EXERCISE INSTRUCTIONS »
Put the lines between the one containing "Localize each UI" and the one containing "bar-side-bevel xyxy=(893,245,916,322)", inclusive, into a numbered list with blank lines dropped. Leave the pictures out.

DATA IN THIS EXERCISE »
****************************************

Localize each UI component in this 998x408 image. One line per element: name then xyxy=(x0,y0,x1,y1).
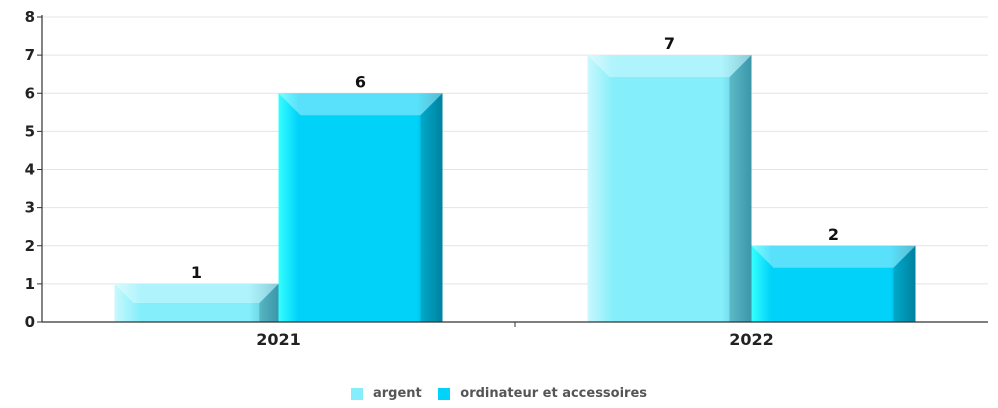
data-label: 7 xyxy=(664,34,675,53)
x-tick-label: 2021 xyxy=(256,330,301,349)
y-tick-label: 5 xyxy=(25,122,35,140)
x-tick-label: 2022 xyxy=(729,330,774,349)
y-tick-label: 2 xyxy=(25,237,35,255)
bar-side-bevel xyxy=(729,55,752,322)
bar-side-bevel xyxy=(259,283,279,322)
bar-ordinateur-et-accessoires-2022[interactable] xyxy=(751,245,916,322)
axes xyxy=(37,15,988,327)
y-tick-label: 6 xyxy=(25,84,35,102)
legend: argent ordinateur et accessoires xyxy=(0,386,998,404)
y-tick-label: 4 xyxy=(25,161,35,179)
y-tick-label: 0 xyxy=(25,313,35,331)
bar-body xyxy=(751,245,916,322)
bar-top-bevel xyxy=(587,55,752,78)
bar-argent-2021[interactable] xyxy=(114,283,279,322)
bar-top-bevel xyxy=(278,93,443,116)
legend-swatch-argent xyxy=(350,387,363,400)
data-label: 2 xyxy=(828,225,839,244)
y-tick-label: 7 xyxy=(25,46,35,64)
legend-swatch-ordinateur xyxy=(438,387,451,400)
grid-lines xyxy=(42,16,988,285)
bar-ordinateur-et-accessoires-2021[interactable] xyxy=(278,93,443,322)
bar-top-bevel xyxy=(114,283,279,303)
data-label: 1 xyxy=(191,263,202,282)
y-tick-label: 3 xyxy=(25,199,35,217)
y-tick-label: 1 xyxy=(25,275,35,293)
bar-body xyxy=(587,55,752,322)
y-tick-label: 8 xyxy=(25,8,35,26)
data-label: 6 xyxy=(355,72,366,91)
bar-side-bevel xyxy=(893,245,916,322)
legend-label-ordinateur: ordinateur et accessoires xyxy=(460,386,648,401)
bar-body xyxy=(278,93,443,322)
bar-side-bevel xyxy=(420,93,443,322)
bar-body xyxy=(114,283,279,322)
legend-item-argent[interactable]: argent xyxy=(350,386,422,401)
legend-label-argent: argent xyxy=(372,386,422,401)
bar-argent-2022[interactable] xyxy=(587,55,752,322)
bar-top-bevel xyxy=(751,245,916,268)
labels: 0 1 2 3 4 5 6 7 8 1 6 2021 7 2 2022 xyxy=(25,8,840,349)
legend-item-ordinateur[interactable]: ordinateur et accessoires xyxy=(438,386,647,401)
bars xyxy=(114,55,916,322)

****************************************

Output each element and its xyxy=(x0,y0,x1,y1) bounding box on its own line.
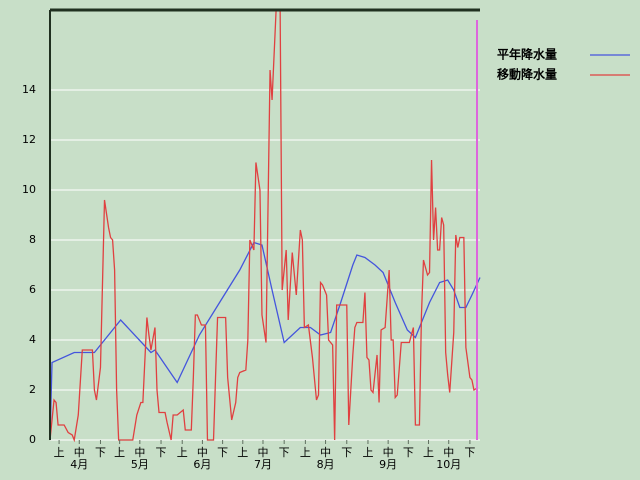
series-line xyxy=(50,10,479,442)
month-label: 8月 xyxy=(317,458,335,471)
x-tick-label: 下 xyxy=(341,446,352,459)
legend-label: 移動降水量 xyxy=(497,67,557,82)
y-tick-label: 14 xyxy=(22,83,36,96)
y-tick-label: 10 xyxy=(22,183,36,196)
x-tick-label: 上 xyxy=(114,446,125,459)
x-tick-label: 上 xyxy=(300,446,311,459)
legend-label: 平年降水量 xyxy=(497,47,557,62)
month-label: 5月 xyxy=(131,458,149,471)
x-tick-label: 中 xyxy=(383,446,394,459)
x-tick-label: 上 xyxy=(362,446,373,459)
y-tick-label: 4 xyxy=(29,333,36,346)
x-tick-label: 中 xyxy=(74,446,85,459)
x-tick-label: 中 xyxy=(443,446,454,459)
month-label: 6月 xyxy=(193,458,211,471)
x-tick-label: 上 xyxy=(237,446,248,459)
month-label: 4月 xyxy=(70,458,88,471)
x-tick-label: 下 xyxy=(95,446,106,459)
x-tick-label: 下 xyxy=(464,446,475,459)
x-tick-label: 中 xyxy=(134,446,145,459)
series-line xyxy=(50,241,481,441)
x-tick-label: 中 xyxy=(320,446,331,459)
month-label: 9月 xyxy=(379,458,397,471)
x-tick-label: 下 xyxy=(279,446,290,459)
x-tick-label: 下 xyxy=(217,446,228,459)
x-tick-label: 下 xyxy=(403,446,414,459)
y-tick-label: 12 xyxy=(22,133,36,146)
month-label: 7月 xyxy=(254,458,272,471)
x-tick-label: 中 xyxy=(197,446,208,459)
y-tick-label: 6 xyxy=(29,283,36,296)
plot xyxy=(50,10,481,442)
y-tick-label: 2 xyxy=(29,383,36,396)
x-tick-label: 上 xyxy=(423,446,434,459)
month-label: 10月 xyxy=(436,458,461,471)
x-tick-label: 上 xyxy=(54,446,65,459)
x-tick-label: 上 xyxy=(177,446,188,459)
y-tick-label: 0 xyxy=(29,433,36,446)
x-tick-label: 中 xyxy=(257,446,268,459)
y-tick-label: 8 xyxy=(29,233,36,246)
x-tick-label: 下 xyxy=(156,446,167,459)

****************************************

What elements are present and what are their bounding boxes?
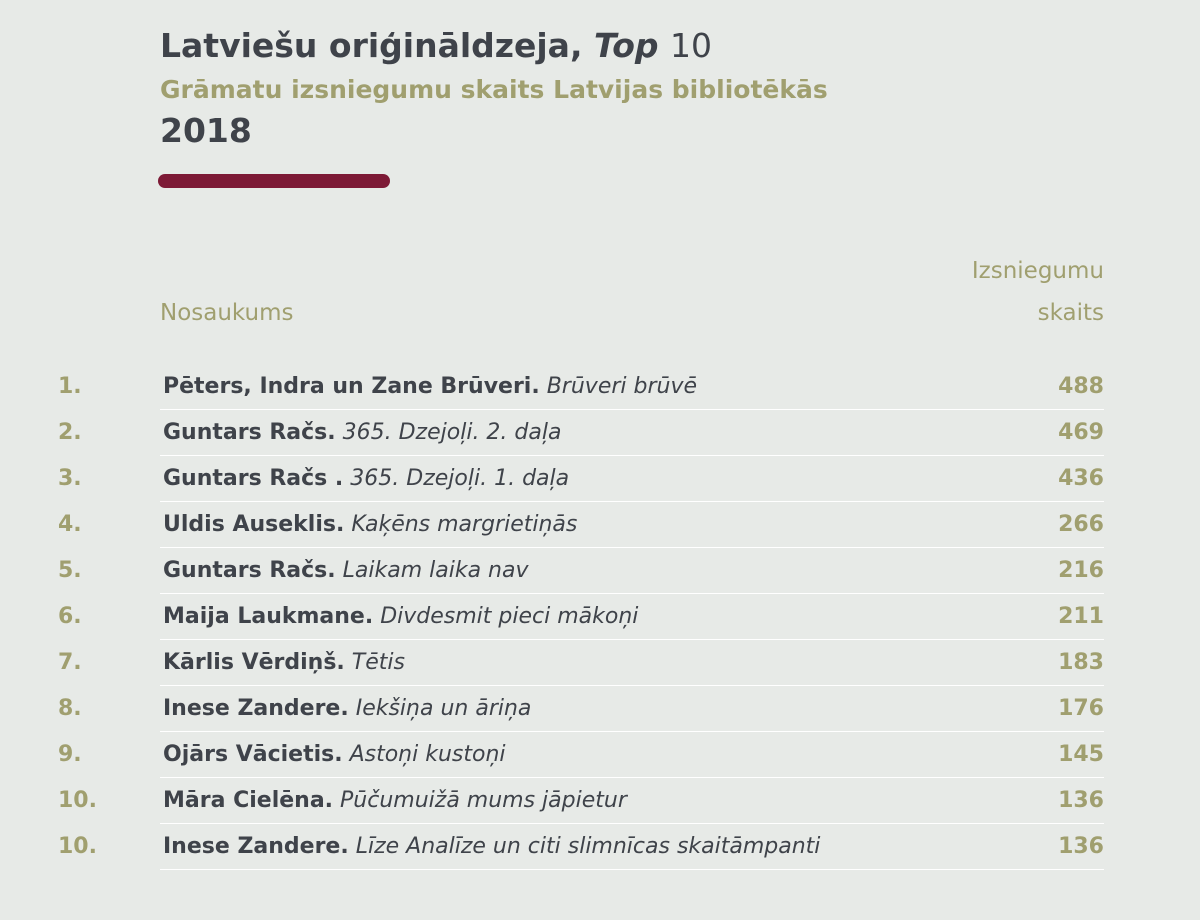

****************************************

RESPONSE »
1. Localize each UI component in this 998x408 image. One line per element: name then xyxy=(x0,y0,x1,y1).
2. data-label: 7 xyxy=(664,34,675,53)
3. x-tick-label: 2021 xyxy=(256,330,301,349)
4. y-tick-label: 5 xyxy=(25,122,35,140)
5. x-tick-label: 2022 xyxy=(729,330,774,349)
6. y-tick-label: 2 xyxy=(25,237,35,255)
7. bar-side-bevel xyxy=(729,55,752,322)
8. bar-side-bevel xyxy=(259,283,279,322)
9. bar-ordinateur-et-accessoires-2022[interactable] xyxy=(751,245,916,322)
10. axes xyxy=(37,15,988,327)
11. y-tick-label: 6 xyxy=(25,84,35,102)
12. legend: argent ordinateur et accessoires xyxy=(0,386,998,404)
13. y-tick-label: 4 xyxy=(25,161,35,179)
14. y-tick-label: 0 xyxy=(25,313,35,331)
15. bar-body xyxy=(751,245,916,322)
16. bar-top-bevel xyxy=(587,55,752,78)
17. bar-argent-2021[interactable] xyxy=(114,283,279,322)
18. bar-top-bevel xyxy=(278,93,443,116)
19. legend-swatch-argent xyxy=(350,387,363,400)
20. data-label: 2 xyxy=(828,225,839,244)
21. y-tick-label: 7 xyxy=(25,46,35,64)
22. legend-swatch-ordinateur xyxy=(438,387,451,400)
23. grid-lines xyxy=(42,16,988,285)
24. bar-ordinateur-et-accessoires-2021[interactable] xyxy=(278,93,443,322)
25. bar-top-bevel xyxy=(114,283,279,303)
26. data-label: 1 xyxy=(191,263,202,282)
27. y-tick-label: 3 xyxy=(25,199,35,217)
28. y-tick-label: 1 xyxy=(25,275,35,293)
29. bar-body xyxy=(587,55,752,322)
30. y-tick-label: 8 xyxy=(25,8,35,26)
31. data-label: 6 xyxy=(355,72,366,91)
32. bar-side-bevel xyxy=(893,245,916,322)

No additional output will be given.